[Records from a data collection]
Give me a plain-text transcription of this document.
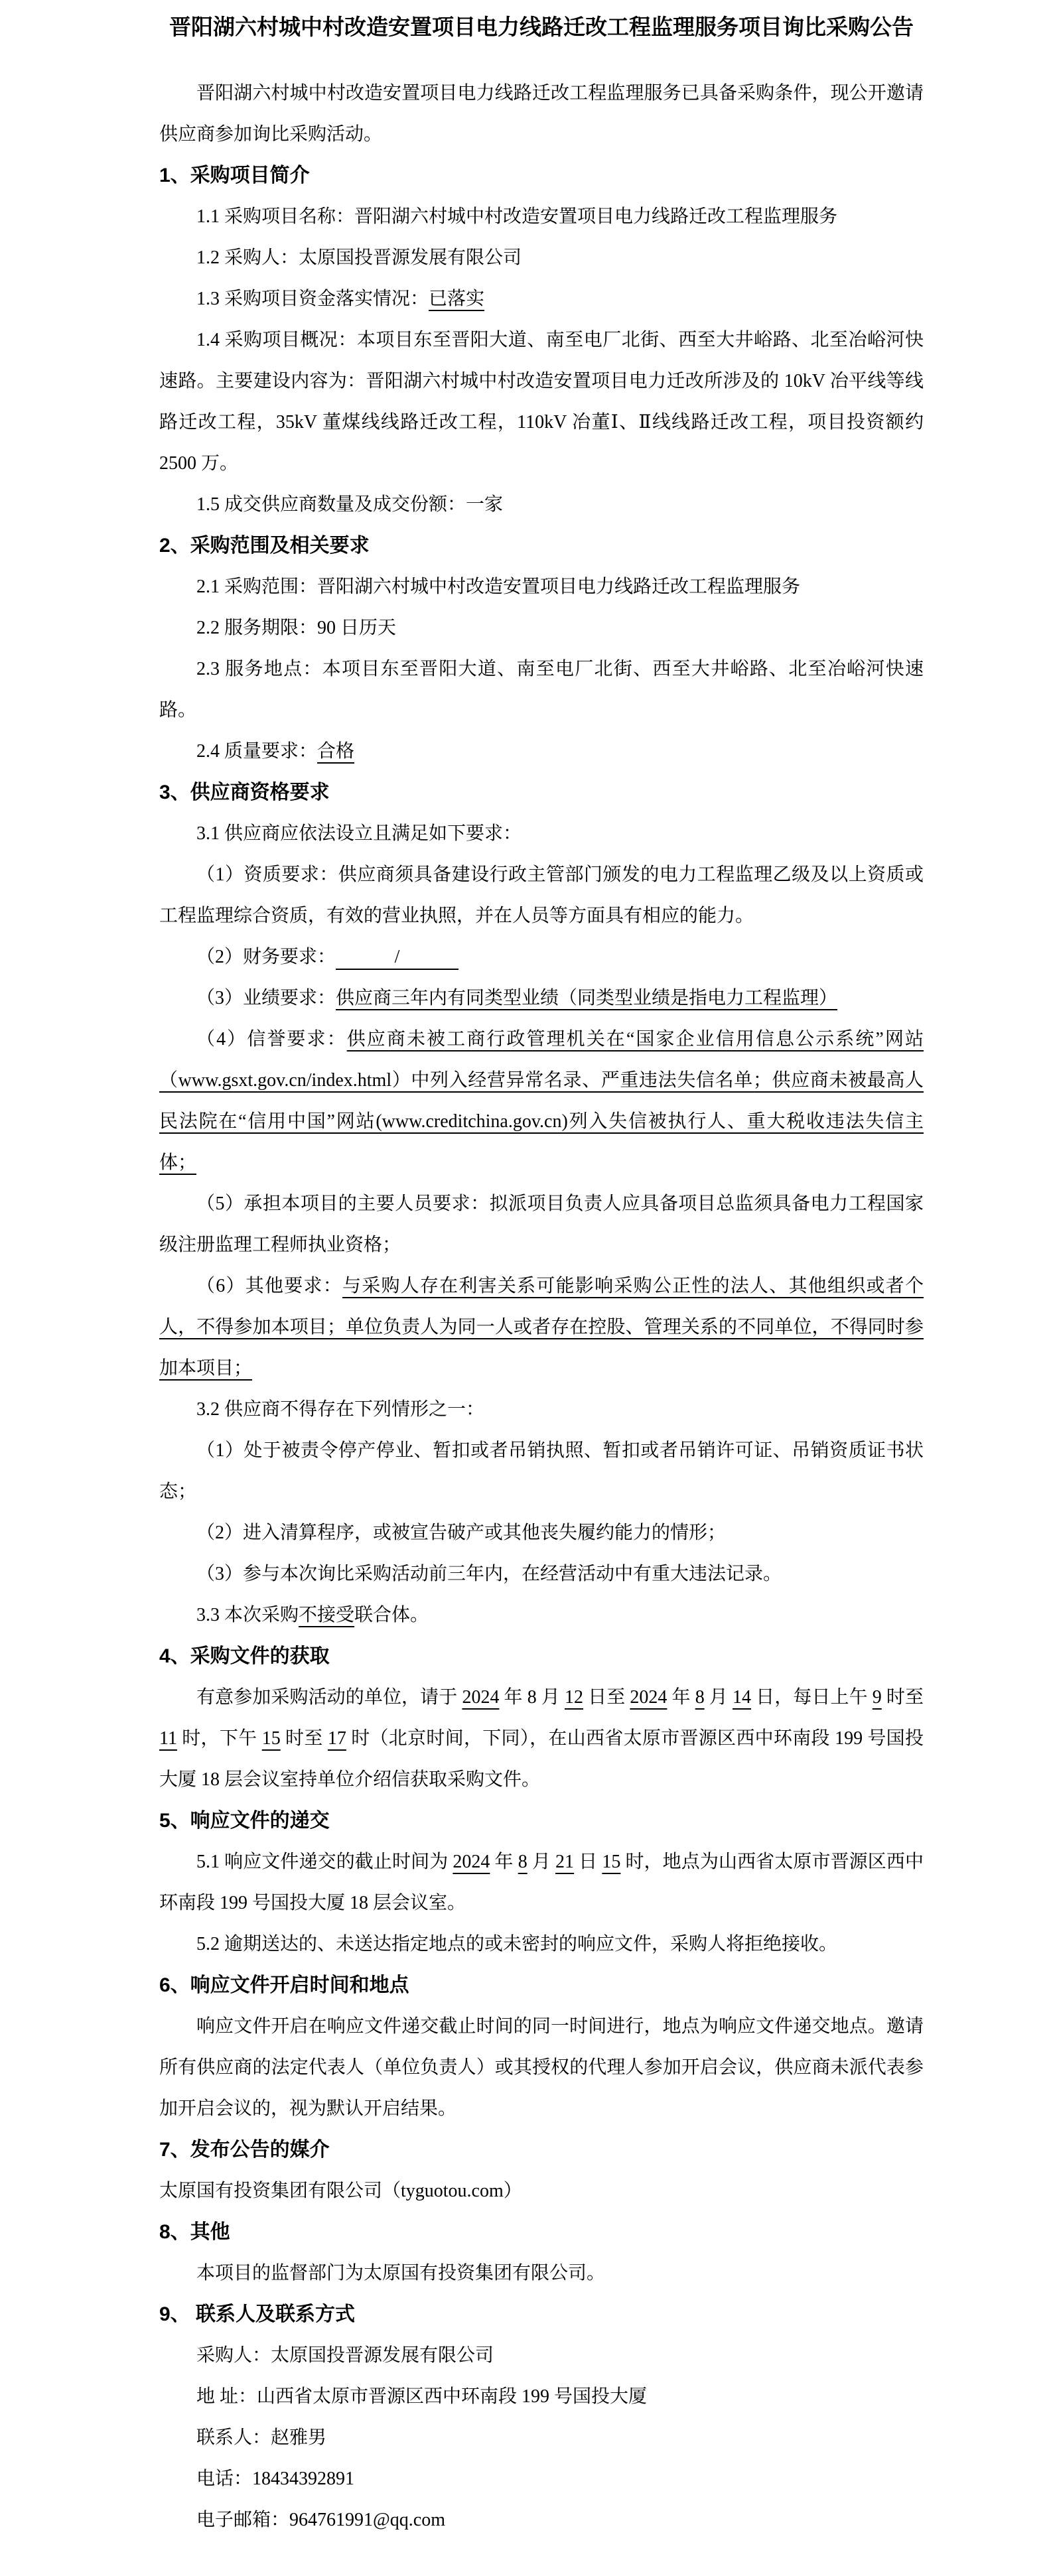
晋阳湖六村城中村改造安置项目电力线路迁改工程监理服务项目询比采购公告

晋阳湖六村城中村改造安置项目电力线路迁改工程监理服务已具备采购条件，现公开邀请供应商参加询比采购活动。

1、采购项目简介

1.1 采购项目名称：晋阳湖六村城中村改造安置项目电力线路迁改工程监理服务

1.2 采购人：太原国投晋源发展有限公司

1.3 采购项目资金落实情况：已落实

1.4 采购项目概况：本项目东至晋阳大道、南至电厂北街、西至大井峪路、北至冶峪河快速路。主要建设内容为：晋阳湖六村城中村改造安置项目电力迁改所涉及的 10kV 冶平线等线路迁改工程，35kV 董煤线线路迁改工程，110kV 冶董Ⅰ、Ⅱ线线路迁改工程，项目投资额约 2500 万。

1.5 成交供应商数量及成交份额：一家

2、采购范围及相关要求

2.1 采购范围：晋阳湖六村城中村改造安置项目电力线路迁改工程监理服务

2.2 服务期限：90 日历天

2.3 服务地点：本项目东至晋阳大道、南至电厂北街、西至大井峪路、北至冶峪河快速路。

2.4 质量要求：合格

3、供应商资格要求

3.1 供应商应依法设立且满足如下要求：

（1）资质要求：供应商须具备建设行政主管部门颁发的电力工程监理乙级及以上资质或工程监理综合资质，有效的营业执照，并在人员等方面具有相应的能力。

（2）财务要求：	/

（3）业绩要求：供应商三年内有同类型业绩（同类型业绩是指电力工程监理）

（4）信誉要求：供应商未被工商行政管理机关在“国家企业信用信息公示系统”网站（www.gsxt.gov.cn/index.html）中列入经营异常名录、严重违法失信名单；供应商未被最高人民法院在“信用中国”网站(www.creditchina.gov.cn)列入失信被执行人、重大税收违法失信主体；

（5）承担本项目的主要人员要求：拟派项目负责人应具备项目总监须具备电力工程国家级注册监理工程师执业资格；

（6）其他要求：与采购人存在利害关系可能影响采购公正性的法人、其他组织或者个人，不得参加本项目；单位负责人为同一人或者存在控股、管理关系的不同单位，不得同时参加本项目；

3.2 供应商不得存在下列情形之一：

（1）处于被责令停产停业、暂扣或者吊销执照、暂扣或者吊销许可证、吊销资质证书状态；

（2）进入清算程序，或被宣告破产或其他丧失履约能力的情形；

（3）参与本次询比采购活动前三年内，在经营活动中有重大违法记录。

3.3 本次采购不接受联合体。

4、采购文件的获取

有意参加采购活动的单位，请于 2024 年 8 月 12 日至 2024 年 8 月 14 日，每日上午 9 时至 11 时，下午 15 时至 17 时（北京时间，下同），在山西省太原市晋源区西中环南段 199 号国投大厦 18 层会议室持单位介绍信获取采购文件。

5、响应文件的递交

5.1 响应文件递交的截止时间为 2024 年 8 月 21 日 15 时，地点为山西省太原市晋源区西中环南段 199 号国投大厦 18 层会议室。

5.2 逾期送达的、未送达指定地点的或未密封的响应文件，采购人将拒绝接收。

6、响应文件开启时间和地点

响应文件开启在响应文件递交截止时间的同一时间进行，地点为响应文件递交地点。邀请所有供应商的法定代表人（单位负责人）或其授权的代理人参加开启会议，供应商未派代表参加开启会议的，视为默认开启结果。

7、发布公告的媒介

太原国有投资集团有限公司（tyguotou.com）

8、其他

本项目的监督部门为太原国有投资集团有限公司。

9、 联系人及联系方式

采购人：太原国投晋源发展有限公司

地 址：山西省太原市晋源区西中环南段 199 号国投大厦

联系人：赵雅男

电话：18434392891

电子邮箱：964761991@qq.com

■ What you have to do
Output the full set of records above without changing a word, and drop the images.

■ Response
Give me a plain-text transcription of this document.
晋阳湖六村城中村改造安置项目电力线路迁改工程监理服务项目询比采购公告

晋阳湖六村城中村改造安置项目电力线路迁改工程监理服务已具备采购条件，现公开邀请供应商参加询比采购活动。

1、采购项目简介

1.1 采购项目名称：晋阳湖六村城中村改造安置项目电力线路迁改工程监理服务

1.2 采购人：太原国投晋源发展有限公司

1.3 采购项目资金落实情况：已落实

1.4 采购项目概况：本项目东至晋阳大道、南至电厂北街、西至大井峪路、北至冶峪河快速路。主要建设内容为：晋阳湖六村城中村改造安置项目电力迁改所涉及的 10kV 冶平线等线路迁改工程，35kV 董煤线线路迁改工程，110kV 冶董Ⅰ、Ⅱ线线路迁改工程，项目投资额约 2500 万。

1.5 成交供应商数量及成交份额：一家

2、采购范围及相关要求

2.1 采购范围：晋阳湖六村城中村改造安置项目电力线路迁改工程监理服务

2.2 服务期限：90 日历天

2.3 服务地点：本项目东至晋阳大道、南至电厂北街、西至大井峪路、北至冶峪河快速路。

2.4 质量要求：合格

3、供应商资格要求

3.1 供应商应依法设立且满足如下要求：

（1）资质要求：供应商须具备建设行政主管部门颁发的电力工程监理乙级及以上资质或工程监理综合资质，有效的营业执照，并在人员等方面具有相应的能力。

（2）财务要求：	/

（3）业绩要求：供应商三年内有同类型业绩（同类型业绩是指电力工程监理）

（4）信誉要求：供应商未被工商行政管理机关在“国家企业信用信息公示系统”网站（www.gsxt.gov.cn/index.html）中列入经营异常名录、严重违法失信名单；供应商未被最高人民法院在“信用中国”网站(www.creditchina.gov.cn)列入失信被执行人、重大税收违法失信主体；

（5）承担本项目的主要人员要求：拟派项目负责人应具备项目总监须具备电力工程国家级注册监理工程师执业资格；

（6）其他要求：与采购人存在利害关系可能影响采购公正性的法人、其他组织或者个人，不得参加本项目；单位负责人为同一人或者存在控股、管理关系的不同单位，不得同时参加本项目；

3.2 供应商不得存在下列情形之一：

（1）处于被责令停产停业、暂扣或者吊销执照、暂扣或者吊销许可证、吊销资质证书状态；

（2）进入清算程序，或被宣告破产或其他丧失履约能力的情形；

（3）参与本次询比采购活动前三年内，在经营活动中有重大违法记录。

3.3 本次采购不接受联合体。

4、采购文件的获取

有意参加采购活动的单位，请于 2024 年 8 月 12 日至 2024 年 8 月 14 日，每日上午 9 时至 11 时，下午 15 时至 17 时（北京时间，下同），在山西省太原市晋源区西中环南段 199 号国投大厦 18 层会议室持单位介绍信获取采购文件。

5、响应文件的递交

5.1 响应文件递交的截止时间为 2024 年 8 月 21 日 15 时，地点为山西省太原市晋源区西中环南段 199 号国投大厦 18 层会议室。

5.2 逾期送达的、未送达指定地点的或未密封的响应文件，采购人将拒绝接收。

6、响应文件开启时间和地点

响应文件开启在响应文件递交截止时间的同一时间进行，地点为响应文件递交地点。邀请所有供应商的法定代表人（单位负责人）或其授权的代理人参加开启会议，供应商未派代表参加开启会议的，视为默认开启结果。

7、发布公告的媒介

太原国有投资集团有限公司（tyguotou.com）

8、其他

本项目的监督部门为太原国有投资集团有限公司。

9、 联系人及联系方式

采购人：太原国投晋源发展有限公司

地 址：山西省太原市晋源区西中环南段 199 号国投大厦

联系人：赵雅男

电话：18434392891

电子邮箱：964761991@qq.com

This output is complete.